Take from the listing each line that has the string "Total".

> **DATA LISTING**:
* BEGIN *

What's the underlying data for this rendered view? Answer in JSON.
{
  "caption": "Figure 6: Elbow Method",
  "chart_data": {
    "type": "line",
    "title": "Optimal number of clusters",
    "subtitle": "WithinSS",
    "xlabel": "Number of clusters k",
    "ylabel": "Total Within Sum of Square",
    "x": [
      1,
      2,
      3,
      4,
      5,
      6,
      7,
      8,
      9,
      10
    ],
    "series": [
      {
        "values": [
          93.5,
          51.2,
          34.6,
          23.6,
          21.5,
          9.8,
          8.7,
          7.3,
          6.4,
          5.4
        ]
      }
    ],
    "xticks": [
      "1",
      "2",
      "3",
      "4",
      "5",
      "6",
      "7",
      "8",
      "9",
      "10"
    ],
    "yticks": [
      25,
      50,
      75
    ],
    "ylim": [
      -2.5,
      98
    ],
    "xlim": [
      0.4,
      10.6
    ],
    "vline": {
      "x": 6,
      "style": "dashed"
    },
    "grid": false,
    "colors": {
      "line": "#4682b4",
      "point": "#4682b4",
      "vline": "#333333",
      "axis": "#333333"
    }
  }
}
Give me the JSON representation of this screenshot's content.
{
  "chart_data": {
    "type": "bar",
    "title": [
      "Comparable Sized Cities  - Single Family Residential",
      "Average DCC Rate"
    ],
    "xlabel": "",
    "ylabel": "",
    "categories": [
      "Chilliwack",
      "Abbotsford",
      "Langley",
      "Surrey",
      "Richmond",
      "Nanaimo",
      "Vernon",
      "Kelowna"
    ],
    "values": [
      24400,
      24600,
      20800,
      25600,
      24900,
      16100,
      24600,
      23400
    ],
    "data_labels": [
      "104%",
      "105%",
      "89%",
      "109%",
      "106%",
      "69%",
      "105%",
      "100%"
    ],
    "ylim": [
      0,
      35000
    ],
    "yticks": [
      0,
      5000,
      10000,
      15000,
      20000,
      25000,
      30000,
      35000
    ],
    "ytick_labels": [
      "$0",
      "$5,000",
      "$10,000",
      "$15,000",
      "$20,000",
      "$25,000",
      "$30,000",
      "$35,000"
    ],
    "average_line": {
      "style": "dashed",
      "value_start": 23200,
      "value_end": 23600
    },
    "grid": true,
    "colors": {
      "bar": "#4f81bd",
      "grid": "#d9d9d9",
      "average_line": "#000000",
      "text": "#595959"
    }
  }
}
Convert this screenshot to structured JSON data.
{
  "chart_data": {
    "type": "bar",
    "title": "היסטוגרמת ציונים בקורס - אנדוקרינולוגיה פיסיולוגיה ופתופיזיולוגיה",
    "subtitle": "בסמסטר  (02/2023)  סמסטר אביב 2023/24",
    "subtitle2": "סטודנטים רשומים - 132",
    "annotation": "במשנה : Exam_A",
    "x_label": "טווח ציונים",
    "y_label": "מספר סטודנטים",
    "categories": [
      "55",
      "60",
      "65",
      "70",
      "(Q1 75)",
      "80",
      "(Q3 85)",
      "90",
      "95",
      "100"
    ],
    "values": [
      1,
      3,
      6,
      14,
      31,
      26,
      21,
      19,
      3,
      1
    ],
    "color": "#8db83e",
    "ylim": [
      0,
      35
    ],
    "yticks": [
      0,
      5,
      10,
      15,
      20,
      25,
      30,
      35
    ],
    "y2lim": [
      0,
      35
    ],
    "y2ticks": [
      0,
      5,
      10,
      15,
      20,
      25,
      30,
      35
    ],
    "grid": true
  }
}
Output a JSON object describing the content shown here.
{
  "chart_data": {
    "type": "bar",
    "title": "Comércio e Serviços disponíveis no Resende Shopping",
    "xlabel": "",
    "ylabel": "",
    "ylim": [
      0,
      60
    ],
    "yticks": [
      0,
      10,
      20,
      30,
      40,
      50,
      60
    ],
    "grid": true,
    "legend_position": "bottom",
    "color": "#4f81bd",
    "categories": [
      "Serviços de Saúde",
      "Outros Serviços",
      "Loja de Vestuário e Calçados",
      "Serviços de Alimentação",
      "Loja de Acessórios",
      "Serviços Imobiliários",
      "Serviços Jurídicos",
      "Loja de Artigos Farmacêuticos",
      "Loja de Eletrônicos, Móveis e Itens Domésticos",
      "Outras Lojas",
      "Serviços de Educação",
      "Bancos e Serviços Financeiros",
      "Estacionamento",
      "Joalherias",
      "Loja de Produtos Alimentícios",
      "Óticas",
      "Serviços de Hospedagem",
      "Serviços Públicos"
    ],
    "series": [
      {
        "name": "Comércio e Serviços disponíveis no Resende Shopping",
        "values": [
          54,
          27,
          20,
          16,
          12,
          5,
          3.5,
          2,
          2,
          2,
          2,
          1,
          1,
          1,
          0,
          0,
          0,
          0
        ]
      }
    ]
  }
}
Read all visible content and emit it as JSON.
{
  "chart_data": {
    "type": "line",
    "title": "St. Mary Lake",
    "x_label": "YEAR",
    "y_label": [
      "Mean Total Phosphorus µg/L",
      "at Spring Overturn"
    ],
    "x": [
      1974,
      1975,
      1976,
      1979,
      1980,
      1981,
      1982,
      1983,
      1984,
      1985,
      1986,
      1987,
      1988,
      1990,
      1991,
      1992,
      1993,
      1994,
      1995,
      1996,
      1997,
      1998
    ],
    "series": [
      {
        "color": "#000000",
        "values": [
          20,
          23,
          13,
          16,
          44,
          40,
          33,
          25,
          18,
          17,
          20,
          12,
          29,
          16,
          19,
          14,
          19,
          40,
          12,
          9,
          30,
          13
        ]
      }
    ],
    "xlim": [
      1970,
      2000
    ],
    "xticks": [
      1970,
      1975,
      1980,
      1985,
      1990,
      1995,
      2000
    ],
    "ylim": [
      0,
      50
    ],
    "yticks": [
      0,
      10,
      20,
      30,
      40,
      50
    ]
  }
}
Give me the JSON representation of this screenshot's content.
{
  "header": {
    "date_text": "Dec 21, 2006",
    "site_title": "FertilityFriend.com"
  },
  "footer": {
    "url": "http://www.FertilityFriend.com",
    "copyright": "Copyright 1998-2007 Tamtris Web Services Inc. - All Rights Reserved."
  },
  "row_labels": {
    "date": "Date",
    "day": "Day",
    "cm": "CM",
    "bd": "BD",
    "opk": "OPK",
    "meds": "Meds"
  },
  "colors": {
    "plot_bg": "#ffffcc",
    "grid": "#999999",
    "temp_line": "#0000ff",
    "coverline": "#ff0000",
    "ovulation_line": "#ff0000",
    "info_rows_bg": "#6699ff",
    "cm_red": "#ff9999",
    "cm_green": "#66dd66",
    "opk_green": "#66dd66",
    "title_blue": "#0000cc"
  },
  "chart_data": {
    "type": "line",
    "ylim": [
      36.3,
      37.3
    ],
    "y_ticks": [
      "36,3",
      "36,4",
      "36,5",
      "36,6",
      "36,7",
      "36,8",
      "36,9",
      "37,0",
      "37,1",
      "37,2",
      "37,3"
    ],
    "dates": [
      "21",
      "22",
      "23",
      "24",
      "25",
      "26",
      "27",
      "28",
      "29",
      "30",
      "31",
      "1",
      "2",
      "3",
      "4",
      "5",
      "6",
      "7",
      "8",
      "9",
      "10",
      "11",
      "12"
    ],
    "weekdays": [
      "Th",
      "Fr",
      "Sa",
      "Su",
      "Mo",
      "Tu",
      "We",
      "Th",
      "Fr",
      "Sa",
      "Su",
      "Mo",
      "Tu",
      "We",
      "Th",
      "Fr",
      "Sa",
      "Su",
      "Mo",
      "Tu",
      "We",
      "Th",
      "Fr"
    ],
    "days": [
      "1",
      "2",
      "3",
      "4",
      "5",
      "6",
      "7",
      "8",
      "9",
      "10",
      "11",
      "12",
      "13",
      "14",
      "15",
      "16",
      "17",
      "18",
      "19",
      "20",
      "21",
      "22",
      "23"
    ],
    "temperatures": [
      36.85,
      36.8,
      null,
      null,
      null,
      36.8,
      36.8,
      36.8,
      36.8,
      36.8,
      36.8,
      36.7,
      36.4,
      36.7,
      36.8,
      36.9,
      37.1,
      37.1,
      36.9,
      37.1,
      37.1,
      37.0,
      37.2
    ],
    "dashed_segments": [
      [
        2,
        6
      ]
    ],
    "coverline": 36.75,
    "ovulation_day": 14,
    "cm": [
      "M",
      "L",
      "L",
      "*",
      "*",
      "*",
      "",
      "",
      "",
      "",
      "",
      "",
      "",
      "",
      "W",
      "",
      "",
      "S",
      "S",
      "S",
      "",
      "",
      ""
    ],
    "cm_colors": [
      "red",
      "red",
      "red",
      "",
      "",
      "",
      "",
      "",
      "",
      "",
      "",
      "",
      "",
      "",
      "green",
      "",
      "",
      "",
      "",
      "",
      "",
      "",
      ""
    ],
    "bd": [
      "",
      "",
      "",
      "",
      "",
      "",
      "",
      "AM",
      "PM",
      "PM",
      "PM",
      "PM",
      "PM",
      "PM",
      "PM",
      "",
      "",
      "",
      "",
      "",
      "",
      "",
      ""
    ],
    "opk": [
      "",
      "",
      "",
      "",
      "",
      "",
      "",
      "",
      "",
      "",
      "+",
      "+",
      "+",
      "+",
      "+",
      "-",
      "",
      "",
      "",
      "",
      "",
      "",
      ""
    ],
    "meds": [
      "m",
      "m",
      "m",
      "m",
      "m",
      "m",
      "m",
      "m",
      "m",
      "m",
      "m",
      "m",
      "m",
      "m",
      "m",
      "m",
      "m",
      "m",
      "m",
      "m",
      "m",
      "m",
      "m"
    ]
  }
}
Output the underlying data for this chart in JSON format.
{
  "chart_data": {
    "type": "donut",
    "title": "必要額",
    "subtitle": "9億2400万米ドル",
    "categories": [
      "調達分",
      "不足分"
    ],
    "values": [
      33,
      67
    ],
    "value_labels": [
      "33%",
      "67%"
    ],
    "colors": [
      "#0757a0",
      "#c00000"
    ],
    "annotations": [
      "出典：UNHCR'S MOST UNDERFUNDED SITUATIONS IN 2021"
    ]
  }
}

* END *

> **EXERCISE ANSWER**:
    "ylabel": "Total Within Sum of Square",
      "Mean Total Phosphorus µg/L",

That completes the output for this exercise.